▼
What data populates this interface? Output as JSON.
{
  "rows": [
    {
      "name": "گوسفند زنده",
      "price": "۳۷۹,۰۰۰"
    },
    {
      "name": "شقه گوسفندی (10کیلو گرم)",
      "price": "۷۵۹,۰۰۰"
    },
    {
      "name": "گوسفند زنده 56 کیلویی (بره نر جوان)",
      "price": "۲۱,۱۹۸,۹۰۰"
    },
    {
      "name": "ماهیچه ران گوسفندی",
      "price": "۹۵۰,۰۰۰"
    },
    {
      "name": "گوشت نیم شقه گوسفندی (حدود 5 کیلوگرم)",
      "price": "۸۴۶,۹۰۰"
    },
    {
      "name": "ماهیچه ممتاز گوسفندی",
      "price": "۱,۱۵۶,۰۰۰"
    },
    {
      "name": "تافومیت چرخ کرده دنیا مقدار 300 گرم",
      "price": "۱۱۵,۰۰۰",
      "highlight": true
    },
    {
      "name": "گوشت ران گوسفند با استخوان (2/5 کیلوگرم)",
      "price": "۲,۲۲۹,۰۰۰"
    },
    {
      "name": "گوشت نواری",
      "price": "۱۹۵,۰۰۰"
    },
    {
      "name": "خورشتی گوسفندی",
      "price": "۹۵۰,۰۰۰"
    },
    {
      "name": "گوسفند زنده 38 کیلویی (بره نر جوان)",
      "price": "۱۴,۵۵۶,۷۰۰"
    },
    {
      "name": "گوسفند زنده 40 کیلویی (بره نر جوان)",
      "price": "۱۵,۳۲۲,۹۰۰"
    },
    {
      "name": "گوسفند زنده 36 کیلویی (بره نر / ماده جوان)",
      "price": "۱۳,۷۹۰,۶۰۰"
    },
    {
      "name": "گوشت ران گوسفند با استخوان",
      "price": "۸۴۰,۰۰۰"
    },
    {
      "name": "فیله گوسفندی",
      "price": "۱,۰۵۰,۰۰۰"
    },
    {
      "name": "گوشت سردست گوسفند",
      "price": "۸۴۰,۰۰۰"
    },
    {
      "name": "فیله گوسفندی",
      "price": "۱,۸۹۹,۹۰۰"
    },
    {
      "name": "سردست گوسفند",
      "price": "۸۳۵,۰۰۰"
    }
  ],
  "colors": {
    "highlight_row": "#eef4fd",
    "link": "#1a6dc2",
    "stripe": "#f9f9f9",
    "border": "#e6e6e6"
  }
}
▲
• [Set exercise] Scan the entries above. Copy each line that has the string "گوسفندی".

• [Answer for this exercise]
      "name": "شقه گوسفندی (10کیلو گرم)",
      "name": "ماهیچه ران گوسفندی",
      "name": "گوشت نیم شقه گوسفندی (حدود 5 کیلوگرم)",
      "name": "ماهیچه ممتاز گوسفندی",
      "name": "خورشتی گوسفندی",
      "name": "فیله گوسفندی",
      "name": "فیله گوسفندی",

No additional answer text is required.